#### Instruction:
Give every line again exactly as it appears, please, but not the pictures.

==============================

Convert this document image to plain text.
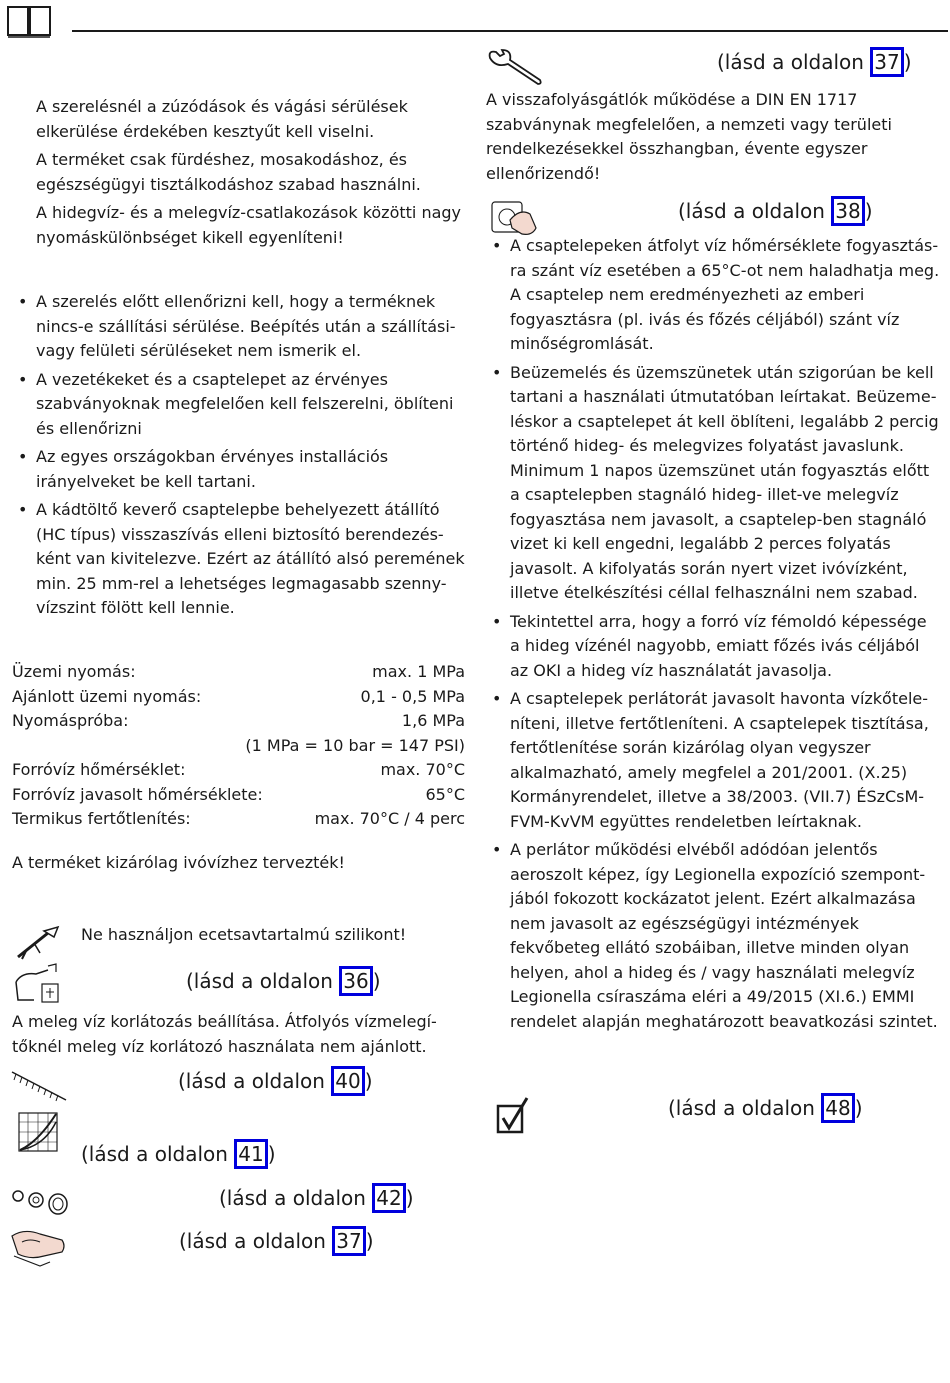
A szerelésnél a zúzódások és vágási sérülések elkerülése érdekében kesztyűt kell viselni.

A terméket csak fürdéshez, mosakodáshoz, és egészségügyi tisztálkodáshoz szabad használni.

A hidegvíz- és a melegvíz-csatlakozások közötti nagy nyomáskülönbséget kikell egyenlíteni!

• A szerelés előtt ellenőrizni kell, hogy a terméknek nincs-e szállítási sérülése. Beépítés után a szállítási- vagy felületi sérüléseket nem ismerik el.
• A vezetékeket és a csaptelepet az érvényes szabványoknak megfelelően kell felszerelni, öblíteni és ellenőrizni
• Az egyes országokban érvényes installációs irányelveket be kell tartani.
• A kádtöltő keverő csaptelepbe behelyezett átállító (HC típus) visszaszívás elleni biztosító berendezés-ként van kivitelezve. Ezért az átállító alsó peremének min. 25 mm-rel a lehetséges legmagasabb szenny-vízszint fölött kell lennie.
Üzemi nyomás:	max. 1 MPa
Ajánlott üzemi nyomás:	0,1 - 0,5 MPa
Nyomáspróba:	1,6 MPa
(1 MPa = 10 bar = 147 PSI)
Forróvíz hőmérséklet:	max. 70°C
Forróvíz javasolt hőmérséklete:	65°C
Termikus fertőtlenítés:	max. 70°C / 4 perc

A terméket kizárólag ivóvízhez tervezték!

Ne használjon ecetsavtartalmú szilikont!

(lásd a oldalon 36 )

A meleg víz korlátozás beállítása. Átfolyós vízmelegí-tőknél meleg víz korlátozó használata nem ajánlott.

(lásd a oldalon 40 )
(lásd a oldalon 41 )
(lásd a oldalon 42 )
(lásd a oldalon 37 )
(lásd a oldalon 37 )

A visszafolyásgátlók működése a DIN EN 1717 szabványnak megfelelően, a nemzeti vagy területi rendelkezésekkel összhangban, évente egyszer ellenőrizendő!

(lásd a oldalon 38 )
• A csaptelepeken átfolyt víz hőmérséklete fogyasztás-ra szánt víz esetében a 65°C-ot nem haladhatja meg. A csaptelep nem eredményezheti az emberi fogyasztásra (pl. ivás és főzés céljából) szánt víz minőségromlását.
• Beüzemelés és üzemszünetek után szigorúan be kell tartani a használati útmutatóban leírtakat. Beüzeme-léskor a csaptelepet át kell öblíteni, legalább 2 percig történő hideg- és melegvizes folyatást javaslunk. Minimum 1 napos üzemszünet után fogyasztás előtt a csaptelepben stagnáló hideg- illet-ve melegvíz fogyasztása nem javasolt, a csaptelep-ben stagnáló vizet ki kell engedni, legalább 2 perces folyatás javasolt. A kifolyatás során nyert vizet ivóvízként, illetve ételkészítési céllal felhasználni nem szabad.
• Tekintettel arra, hogy a forró víz fémoldó képessége a hideg vízénél nagyobb, emiatt főzés ivás céljából az OKI a hideg víz használatát javasolja.
• A csaptelepek perlátorát javasolt havonta vízkőtele-níteni, illetve fertőtleníteni. A csaptelepek tisztítása, fertőtlenítése során kizárólag olyan vegyszer alkalmazható, amely megfelel a 201/2001. (X.25) Kormányrendelet, illetve a 38/2003. (VII.7) ÉSzCsM-FVM-KvVM együttes rendeletben leírtaknak.
• A perlátor működési elvéből adódóan jelentős aeroszolt képez, így Legionella expozíció szempont-jából fokozott kockázatot jelent. Ezért alkalmazása nem javasolt az egészségügyi intézmények fekvőbeteg ellátó szobáiban, illetve minden olyan helyen, ahol a hideg és / vagy használati melegvíz Legionella csíraszáma eléri a 49/2015 (XI.6.) EMMI rendelet alapján meghatározott beavatkozási szintet.
(lásd a oldalon 48 )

==============================

#### Right answer:
Convert this document image to plain text.
A szerelésnél a zúzódások és vágási sérülések elkerülése érdekében kesztyűt kell viselni.

A terméket csak fürdéshez, mosakodáshoz, és egészségügyi tisztálkodáshoz szabad használni.

A hidegvíz- és a melegvíz-csatlakozások közötti nagy nyomáskülönbséget kikell egyenlíteni!

• A szerelés előtt ellenőrizni kell, hogy a terméknek nincs-e szállítási sérülése. Beépítés után a szállítási- vagy felületi sérüléseket nem ismerik el.
• A vezetékeket és a csaptelepet az érvényes szabványoknak megfelelően kell felszerelni, öblíteni és ellenőrizni
• Az egyes országokban érvényes installációs irányelveket be kell tartani.
• A kádtöltő keverő csaptelepbe behelyezett átállító (HC típus) visszaszívás elleni biztosító berendezés-ként van kivitelezve. Ezért az átállító alsó peremének min. 25 mm-rel a lehetséges legmagasabb szenny-vízszint fölött kell lennie.
Üzemi nyomás:	max. 1 MPa
Ajánlott üzemi nyomás:	0,1 - 0,5 MPa
Nyomáspróba:	1,6 MPa
(1 MPa = 10 bar = 147 PSI)
Forróvíz hőmérséklet:	max. 70°C
Forróvíz javasolt hőmérséklete:	65°C
Termikus fertőtlenítés:	max. 70°C / 4 perc

A terméket kizárólag ivóvízhez tervezték!

Ne használjon ecetsavtartalmú szilikont!

(lásd a oldalon 36 )

A meleg víz korlátozás beállítása. Átfolyós vízmelegí-tőknél meleg víz korlátozó használata nem ajánlott.

(lásd a oldalon 40 )
(lásd a oldalon 41 )
(lásd a oldalon 42 )
(lásd a oldalon 37 )
(lásd a oldalon 37 )

A visszafolyásgátlók működése a DIN EN 1717 szabványnak megfelelően, a nemzeti vagy területi rendelkezésekkel összhangban, évente egyszer ellenőrizendő!

(lásd a oldalon 38 )
• A csaptelepeken átfolyt víz hőmérséklete fogyasztás-ra szánt víz esetében a 65°C-ot nem haladhatja meg. A csaptelep nem eredményezheti az emberi fogyasztásra (pl. ivás és főzés céljából) szánt víz minőségromlását.
• Beüzemelés és üzemszünetek után szigorúan be kell tartani a használati útmutatóban leírtakat. Beüzeme-léskor a csaptelepet át kell öblíteni, legalább 2 percig történő hideg- és melegvizes folyatást javaslunk. Minimum 1 napos üzemszünet után fogyasztás előtt a csaptelepben stagnáló hideg- illet-ve melegvíz fogyasztása nem javasolt, a csaptelep-ben stagnáló vizet ki kell engedni, legalább 2 perces folyatás javasolt. A kifolyatás során nyert vizet ivóvízként, illetve ételkészítési céllal felhasználni nem szabad.
• Tekintettel arra, hogy a forró víz fémoldó képessége a hideg vízénél nagyobb, emiatt főzés ivás céljából az OKI a hideg víz használatát javasolja.
• A csaptelepek perlátorát javasolt havonta vízkőtele-níteni, illetve fertőtleníteni. A csaptelepek tisztítása, fertőtlenítése során kizárólag olyan vegyszer alkalmazható, amely megfelel a 201/2001. (X.25) Kormányrendelet, illetve a 38/2003. (VII.7) ÉSzCsM-FVM-KvVM együttes rendeletben leírtaknak.
• A perlátor működési elvéből adódóan jelentős aeroszolt képez, így Legionella expozíció szempont-jából fokozott kockázatot jelent. Ezért alkalmazása nem javasolt az egészségügyi intézmények fekvőbeteg ellátó szobáiban, illetve minden olyan helyen, ahol a hideg és / vagy használati melegvíz Legionella csíraszáma eléri a 49/2015 (XI.6.) EMMI rendelet alapján meghatározott beavatkozási szintet.
(lásd a oldalon 48 )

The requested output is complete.